Write out each entry again. Keep every word exactly as it is.

- [Items from a figure collection]:

+++

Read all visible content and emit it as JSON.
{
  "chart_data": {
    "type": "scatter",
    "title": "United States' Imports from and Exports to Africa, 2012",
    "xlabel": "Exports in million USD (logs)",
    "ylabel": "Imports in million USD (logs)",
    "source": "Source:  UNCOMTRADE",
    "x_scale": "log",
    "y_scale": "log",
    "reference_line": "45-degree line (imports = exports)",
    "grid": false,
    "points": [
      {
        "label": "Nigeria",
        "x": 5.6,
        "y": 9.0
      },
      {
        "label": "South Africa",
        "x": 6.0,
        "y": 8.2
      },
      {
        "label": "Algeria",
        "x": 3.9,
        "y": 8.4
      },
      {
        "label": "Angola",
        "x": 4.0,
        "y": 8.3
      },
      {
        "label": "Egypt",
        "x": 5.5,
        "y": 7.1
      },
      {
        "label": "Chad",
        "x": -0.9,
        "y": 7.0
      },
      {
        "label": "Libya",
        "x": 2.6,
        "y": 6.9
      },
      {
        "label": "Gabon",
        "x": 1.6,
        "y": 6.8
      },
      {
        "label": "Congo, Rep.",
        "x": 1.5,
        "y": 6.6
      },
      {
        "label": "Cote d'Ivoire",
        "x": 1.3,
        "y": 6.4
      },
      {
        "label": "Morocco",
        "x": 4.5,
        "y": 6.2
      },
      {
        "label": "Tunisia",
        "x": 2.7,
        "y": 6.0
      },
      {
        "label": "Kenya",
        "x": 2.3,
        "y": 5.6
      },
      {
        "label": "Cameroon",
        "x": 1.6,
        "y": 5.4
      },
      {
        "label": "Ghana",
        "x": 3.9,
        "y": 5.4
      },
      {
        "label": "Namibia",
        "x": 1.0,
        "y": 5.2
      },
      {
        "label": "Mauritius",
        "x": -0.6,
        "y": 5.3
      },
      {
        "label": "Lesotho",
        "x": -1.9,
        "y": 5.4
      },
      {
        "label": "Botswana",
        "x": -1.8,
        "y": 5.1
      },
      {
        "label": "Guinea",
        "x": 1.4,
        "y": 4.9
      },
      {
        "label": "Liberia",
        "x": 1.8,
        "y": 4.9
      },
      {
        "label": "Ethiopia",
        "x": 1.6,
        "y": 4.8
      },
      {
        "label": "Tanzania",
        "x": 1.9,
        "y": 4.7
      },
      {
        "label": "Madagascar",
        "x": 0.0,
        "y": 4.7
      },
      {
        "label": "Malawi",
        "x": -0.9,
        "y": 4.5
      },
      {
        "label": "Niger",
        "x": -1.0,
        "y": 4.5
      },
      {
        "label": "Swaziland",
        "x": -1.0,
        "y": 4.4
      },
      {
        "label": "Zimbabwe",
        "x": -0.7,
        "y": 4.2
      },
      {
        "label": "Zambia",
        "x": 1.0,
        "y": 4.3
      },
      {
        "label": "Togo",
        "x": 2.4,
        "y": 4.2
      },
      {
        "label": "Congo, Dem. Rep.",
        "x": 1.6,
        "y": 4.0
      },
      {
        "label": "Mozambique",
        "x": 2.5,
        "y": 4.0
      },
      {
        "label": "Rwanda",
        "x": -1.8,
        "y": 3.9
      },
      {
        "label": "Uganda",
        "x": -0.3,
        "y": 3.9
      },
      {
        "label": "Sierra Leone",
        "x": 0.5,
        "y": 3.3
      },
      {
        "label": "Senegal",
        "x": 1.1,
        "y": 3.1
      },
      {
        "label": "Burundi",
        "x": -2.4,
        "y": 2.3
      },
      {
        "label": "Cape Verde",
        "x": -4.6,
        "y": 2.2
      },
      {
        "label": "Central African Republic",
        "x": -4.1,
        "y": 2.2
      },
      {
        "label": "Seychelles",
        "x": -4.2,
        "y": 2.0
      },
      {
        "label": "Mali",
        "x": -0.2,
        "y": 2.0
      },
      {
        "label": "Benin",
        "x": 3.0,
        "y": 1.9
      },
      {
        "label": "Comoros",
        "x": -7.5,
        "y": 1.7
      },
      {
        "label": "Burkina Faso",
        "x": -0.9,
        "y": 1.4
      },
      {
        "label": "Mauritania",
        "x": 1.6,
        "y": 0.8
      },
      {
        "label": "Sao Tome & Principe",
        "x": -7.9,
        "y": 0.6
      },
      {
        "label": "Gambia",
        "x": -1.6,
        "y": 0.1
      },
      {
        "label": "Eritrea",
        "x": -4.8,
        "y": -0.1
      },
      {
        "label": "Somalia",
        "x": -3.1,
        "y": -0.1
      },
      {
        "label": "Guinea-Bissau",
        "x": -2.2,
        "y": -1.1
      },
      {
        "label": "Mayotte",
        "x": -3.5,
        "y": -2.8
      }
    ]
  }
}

+++

- [Answer to the exercise]:
Read all visible content and emit it as JSON.
{
  "chart_data": {
    "type": "scatter",
    "title": "United States' Imports from and Exports to Africa, 2012",
    "xlabel": "Exports in million USD (logs)",
    "ylabel": "Imports in million USD (logs)",
    "source": "Source:  UNCOMTRADE",
    "x_scale": "log",
    "y_scale": "log",
    "reference_line": "45-degree line (imports = exports)",
    "grid": false,
    "points": [
      {
        "label": "Nigeria",
        "x": 5.6,
        "y": 9.0
      },
      {
        "label": "South Africa",
        "x": 6.0,
        "y": 8.2
      },
      {
        "label": "Algeria",
        "x": 3.9,
        "y": 8.4
      },
      {
        "label": "Angola",
        "x": 4.0,
        "y": 8.3
      },
      {
        "label": "Egypt",
        "x": 5.5,
        "y": 7.1
      },
      {
        "label": "Chad",
        "x": -0.9,
        "y": 7.0
      },
      {
        "label": "Libya",
        "x": 2.6,
        "y": 6.9
      },
      {
        "label": "Gabon",
        "x": 1.6,
        "y": 6.8
      },
      {
        "label": "Congo, Rep.",
        "x": 1.5,
        "y": 6.6
      },
      {
        "label": "Cote d'Ivoire",
        "x": 1.3,
        "y": 6.4
      },
      {
        "label": "Morocco",
        "x": 4.5,
        "y": 6.2
      },
      {
        "label": "Tunisia",
        "x": 2.7,
        "y": 6.0
      },
      {
        "label": "Kenya",
        "x": 2.3,
        "y": 5.6
      },
      {
        "label": "Cameroon",
        "x": 1.6,
        "y": 5.4
      },
      {
        "label": "Ghana",
        "x": 3.9,
        "y": 5.4
      },
      {
        "label": "Namibia",
        "x": 1.0,
        "y": 5.2
      },
      {
        "label": "Mauritius",
        "x": -0.6,
        "y": 5.3
      },
      {
        "label": "Lesotho",
        "x": -1.9,
        "y": 5.4
      },
      {
        "label": "Botswana",
        "x": -1.8,
        "y": 5.1
      },
      {
        "label": "Guinea",
        "x": 1.4,
        "y": 4.9
      },
      {
        "label": "Liberia",
        "x": 1.8,
        "y": 4.9
      },
      {
        "label": "Ethiopia",
        "x": 1.6,
        "y": 4.8
      },
      {
        "label": "Tanzania",
        "x": 1.9,
        "y": 4.7
      },
      {
        "label": "Madagascar",
        "x": 0.0,
        "y": 4.7
      },
      {
        "label": "Malawi",
        "x": -0.9,
        "y": 4.5
      },
      {
        "label": "Niger",
        "x": -1.0,
        "y": 4.5
      },
      {
        "label": "Swaziland",
        "x": -1.0,
        "y": 4.4
      },
      {
        "label": "Zimbabwe",
        "x": -0.7,
        "y": 4.2
      },
      {
        "label": "Zambia",
        "x": 1.0,
        "y": 4.3
      },
      {
        "label": "Togo",
        "x": 2.4,
        "y": 4.2
      },
      {
        "label": "Congo, Dem. Rep.",
        "x": 1.6,
        "y": 4.0
      },
      {
        "label": "Mozambique",
        "x": 2.5,
        "y": 4.0
      },
      {
        "label": "Rwanda",
        "x": -1.8,
        "y": 3.9
      },
      {
        "label": "Uganda",
        "x": -0.3,
        "y": 3.9
      },
      {
        "label": "Sierra Leone",
        "x": 0.5,
        "y": 3.3
      },
      {
        "label": "Senegal",
        "x": 1.1,
        "y": 3.1
      },
      {
        "label": "Burundi",
        "x": -2.4,
        "y": 2.3
      },
      {
        "label": "Cape Verde",
        "x": -4.6,
        "y": 2.2
      },
      {
        "label": "Central African Republic",
        "x": -4.1,
        "y": 2.2
      },
      {
        "label": "Seychelles",
        "x": -4.2,
        "y": 2.0
      },
      {
        "label": "Mali",
        "x": -0.2,
        "y": 2.0
      },
      {
        "label": "Benin",
        "x": 3.0,
        "y": 1.9
      },
      {
        "label": "Comoros",
        "x": -7.5,
        "y": 1.7
      },
      {
        "label": "Burkina Faso",
        "x": -0.9,
        "y": 1.4
      },
      {
        "label": "Mauritania",
        "x": 1.6,
        "y": 0.8
      },
      {
        "label": "Sao Tome & Principe",
        "x": -7.9,
        "y": 0.6
      },
      {
        "label": "Gambia",
        "x": -1.6,
        "y": 0.1
      },
      {
        "label": "Eritrea",
        "x": -4.8,
        "y": -0.1
      },
      {
        "label": "Somalia",
        "x": -3.1,
        "y": -0.1
      },
      {
        "label": "Guinea-Bissau",
        "x": -2.2,
        "y": -1.1
      },
      {
        "label": "Mayotte",
        "x": -3.5,
        "y": -2.8
      }
    ]
  }
}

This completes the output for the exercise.